# Stated goal
Convert the rows below into a Markdown table with two columns, Num and Content. Put each row's number in Num and its text in Content, and leave out any blank lines.

# Provided data

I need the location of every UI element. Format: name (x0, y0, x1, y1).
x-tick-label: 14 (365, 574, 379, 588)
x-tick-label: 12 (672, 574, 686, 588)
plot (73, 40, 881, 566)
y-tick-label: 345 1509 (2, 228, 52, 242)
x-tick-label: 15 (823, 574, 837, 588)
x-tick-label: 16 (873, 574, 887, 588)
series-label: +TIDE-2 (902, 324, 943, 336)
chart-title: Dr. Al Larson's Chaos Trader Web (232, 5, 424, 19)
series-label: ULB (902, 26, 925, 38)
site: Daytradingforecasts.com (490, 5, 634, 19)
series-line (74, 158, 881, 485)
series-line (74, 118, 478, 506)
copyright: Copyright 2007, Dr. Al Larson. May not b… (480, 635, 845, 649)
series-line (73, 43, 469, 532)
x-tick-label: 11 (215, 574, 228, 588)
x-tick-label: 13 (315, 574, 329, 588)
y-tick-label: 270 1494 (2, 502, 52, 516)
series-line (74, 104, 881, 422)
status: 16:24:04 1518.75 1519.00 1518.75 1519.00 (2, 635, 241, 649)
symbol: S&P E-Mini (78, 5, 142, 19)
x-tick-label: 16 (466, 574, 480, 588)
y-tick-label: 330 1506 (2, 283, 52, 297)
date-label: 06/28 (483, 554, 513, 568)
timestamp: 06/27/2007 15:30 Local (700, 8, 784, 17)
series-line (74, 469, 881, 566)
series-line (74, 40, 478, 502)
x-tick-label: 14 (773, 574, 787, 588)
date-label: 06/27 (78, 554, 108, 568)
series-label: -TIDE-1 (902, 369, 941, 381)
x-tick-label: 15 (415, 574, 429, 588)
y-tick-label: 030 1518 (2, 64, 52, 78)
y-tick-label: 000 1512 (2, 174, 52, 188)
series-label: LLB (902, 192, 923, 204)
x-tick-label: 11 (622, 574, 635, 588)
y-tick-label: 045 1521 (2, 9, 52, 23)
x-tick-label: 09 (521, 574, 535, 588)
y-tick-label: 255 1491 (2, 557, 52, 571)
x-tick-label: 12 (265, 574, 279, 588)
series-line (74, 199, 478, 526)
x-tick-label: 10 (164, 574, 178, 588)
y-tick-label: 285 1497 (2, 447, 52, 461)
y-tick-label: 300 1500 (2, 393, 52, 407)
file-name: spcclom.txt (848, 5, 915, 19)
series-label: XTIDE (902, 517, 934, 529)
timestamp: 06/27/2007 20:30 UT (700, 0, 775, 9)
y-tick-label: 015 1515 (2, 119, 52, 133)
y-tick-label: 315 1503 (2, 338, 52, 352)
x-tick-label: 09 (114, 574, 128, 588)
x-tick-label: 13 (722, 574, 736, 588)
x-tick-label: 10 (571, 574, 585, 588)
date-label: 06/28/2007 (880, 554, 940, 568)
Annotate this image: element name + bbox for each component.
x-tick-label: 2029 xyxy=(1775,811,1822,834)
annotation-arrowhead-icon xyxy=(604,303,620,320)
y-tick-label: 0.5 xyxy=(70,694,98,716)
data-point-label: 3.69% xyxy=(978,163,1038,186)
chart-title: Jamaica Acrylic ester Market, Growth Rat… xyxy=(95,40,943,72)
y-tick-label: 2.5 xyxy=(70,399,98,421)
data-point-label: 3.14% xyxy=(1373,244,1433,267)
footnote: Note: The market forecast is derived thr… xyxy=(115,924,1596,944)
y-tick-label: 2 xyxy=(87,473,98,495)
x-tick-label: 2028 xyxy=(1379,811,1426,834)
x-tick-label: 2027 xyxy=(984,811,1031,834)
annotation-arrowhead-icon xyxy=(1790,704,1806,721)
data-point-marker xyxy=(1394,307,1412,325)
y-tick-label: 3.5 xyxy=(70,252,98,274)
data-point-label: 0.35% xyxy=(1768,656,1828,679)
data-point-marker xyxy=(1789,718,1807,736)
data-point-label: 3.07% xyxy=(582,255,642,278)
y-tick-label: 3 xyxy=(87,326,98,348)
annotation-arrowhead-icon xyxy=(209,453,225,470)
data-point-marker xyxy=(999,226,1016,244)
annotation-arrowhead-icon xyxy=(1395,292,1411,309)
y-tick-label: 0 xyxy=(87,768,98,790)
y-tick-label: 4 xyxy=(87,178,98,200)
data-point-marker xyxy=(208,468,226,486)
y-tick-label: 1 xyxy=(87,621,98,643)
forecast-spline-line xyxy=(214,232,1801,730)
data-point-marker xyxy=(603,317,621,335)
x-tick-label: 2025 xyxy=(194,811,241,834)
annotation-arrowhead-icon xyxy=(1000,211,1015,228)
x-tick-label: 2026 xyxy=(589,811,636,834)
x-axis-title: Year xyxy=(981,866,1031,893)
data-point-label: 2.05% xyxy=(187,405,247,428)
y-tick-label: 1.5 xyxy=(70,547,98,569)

# Result
| Num | Content |
|---|---|
| 1 | I need the location of every UI element. Format: name (x0, y0, x1, y1). |
| 2 | x-tick-label: 14 (365, 574, 379, 588) |
| 3 | x-tick-label: 12 (672, 574, 686, 588) |
| 4 | plot (73, 40, 881, 566) |
| 5 | y-tick-label: 345 1509 (2, 228, 52, 242) |
| 6 | x-tick-label: 15 (823, 574, 837, 588) |
| 7 | x-tick-label: 16 (873, 574, 887, 588) |
| 8 | series-label: +TIDE-2 (902, 324, 943, 336) |
| 9 | chart-title: Dr. Al Larson's Chaos Trader Web (232, 5, 424, 19) |
| 10 | series-label: ULB (902, 26, 925, 38) |
| 11 | site: Daytradingforecasts.com (490, 5, 634, 19) |
| 12 | series-line (74, 158, 881, 485) |
| 13 | series-line (74, 118, 478, 506) |
| 14 | copyright: Copyright 2007, Dr. Al Larson. May not b… (480, 635, 845, 649) |
| 15 | series-line (73, 43, 469, 532) |
| 16 | x-tick-label: 11 (215, 574, 228, 588) |
| 17 | x-tick-label: 13 (315, 574, 329, 588) |
| 18 | y-tick-label: 270 1494 (2, 502, 52, 516) |
| 19 | series-line (74, 104, 881, 422) |
| 20 | status: 16:24:04 1518.75 1519.00 1518.75 1519.00 (2, 635, 241, 649) |
| 21 | symbol: S&P E-Mini (78, 5, 142, 19) |
| 22 | x-tick-label: 16 (466, 574, 480, 588) |
| 23 | y-tick-label: 330 1506 (2, 283, 52, 297) |
| 24 | date-label: 06/28 (483, 554, 513, 568) |
| 25 | timestamp: 06/27/2007 15:30 Local (700, 8, 784, 17) |
| 26 | series-line (74, 469, 881, 566) |
| 27 | series-line (74, 40, 478, 502) |
| 28 | x-tick-label: 14 (773, 574, 787, 588) |
| 29 | date-label: 06/27 (78, 554, 108, 568) |
| 30 | series-label: -TIDE-1 (902, 369, 941, 381) |
| 31 | x-tick-label: 15 (415, 574, 429, 588) |
| 32 | y-tick-label: 030 1518 (2, 64, 52, 78) |
| 33 | y-tick-label: 000 1512 (2, 174, 52, 188) |
| 34 | series-label: LLB (902, 192, 923, 204) |
| 35 | x-tick-label: 11 (622, 574, 635, 588) |
| 36 | y-tick-label: 045 1521 (2, 9, 52, 23) |
| 37 | x-tick-label: 09 (521, 574, 535, 588) |
| 38 | y-tick-label: 255 1491 (2, 557, 52, 571) |
| 39 | x-tick-label: 12 (265, 574, 279, 588) |
| 40 | series-line (74, 199, 478, 526) |
| 41 | x-tick-label: 10 (164, 574, 178, 588) |
| 42 | y-tick-label: 285 1497 (2, 447, 52, 461) |
| 43 | y-tick-label: 300 1500 (2, 393, 52, 407) |
| 44 | file-name: spcclom.txt (848, 5, 915, 19) |
| 45 | series-label: XTIDE (902, 517, 934, 529) |
| 46 | timestamp: 06/27/2007 20:30 UT (700, 0, 775, 9) |
| 47 | y-tick-label: 015 1515 (2, 119, 52, 133) |
| 48 | y-tick-label: 315 1503 (2, 338, 52, 352) |
| 49 | x-tick-label: 09 (114, 574, 128, 588) |
| 50 | x-tick-label: 13 (722, 574, 736, 588) |
| 51 | x-tick-label: 10 (571, 574, 585, 588) |
| 52 | date-label: 06/28/2007 (880, 554, 940, 568) |
| 53 | Annotate this image: element name + bbox for each component. |
| 54 | x-tick-label: 2029 xyxy=(1775,811,1822,834) |
| 55 | annotation-arrowhead-icon xyxy=(604,303,620,320) |
| 56 | y-tick-label: 0.5 xyxy=(70,694,98,716) |
| 57 | data-point-label: 3.69% xyxy=(978,163,1038,186) |
| 58 | chart-title: Jamaica Acrylic ester Market, Growth Rat… xyxy=(95,40,943,72) |
| 59 | y-tick-label: 2.5 xyxy=(70,399,98,421) |
| 60 | data-point-label: 3.14% xyxy=(1373,244,1433,267) |
| 61 | footnote: Note: The market forecast is derived thr… xyxy=(115,924,1596,944) |
| 62 | y-tick-label: 2 xyxy=(87,473,98,495) |
| 63 | x-tick-label: 2028 xyxy=(1379,811,1426,834) |
| 64 | x-tick-label: 2027 xyxy=(984,811,1031,834) |
| 65 | annotation-arrowhead-icon xyxy=(1790,704,1806,721) |
| 66 | data-point-marker xyxy=(1394,307,1412,325) |
| 67 | y-tick-label: 3.5 xyxy=(70,252,98,274) |
| 68 | data-point-label: 0.35% xyxy=(1768,656,1828,679) |
| 69 | data-point-marker xyxy=(1789,718,1807,736) |
| 70 | data-point-label: 3.07% xyxy=(582,255,642,278) |
| 71 | y-tick-label: 3 xyxy=(87,326,98,348) |
| 72 | annotation-arrowhead-icon xyxy=(209,453,225,470) |
| 73 | data-point-marker xyxy=(999,226,1016,244) |
| 74 | annotation-arrowhead-icon xyxy=(1395,292,1411,309) |
| 75 | y-tick-label: 0 xyxy=(87,768,98,790) |
| 76 | y-tick-label: 4 xyxy=(87,178,98,200) |
| 77 | data-point-marker xyxy=(208,468,226,486) |
| 78 | y-tick-label: 1 xyxy=(87,621,98,643) |
| 79 | forecast-spline-line xyxy=(214,232,1801,730) |
| 80 | data-point-marker xyxy=(603,317,621,335) |
| 81 | x-tick-label: 2025 xyxy=(194,811,241,834) |
| 82 | annotation-arrowhead-icon xyxy=(1000,211,1015,228) |
| 83 | x-tick-label: 2026 xyxy=(589,811,636,834) |
| 84 | x-axis-title: Year xyxy=(981,866,1031,893) |
| 85 | data-point-label: 2.05% xyxy=(187,405,247,428) |
| 86 | y-tick-label: 1.5 xyxy=(70,547,98,569) |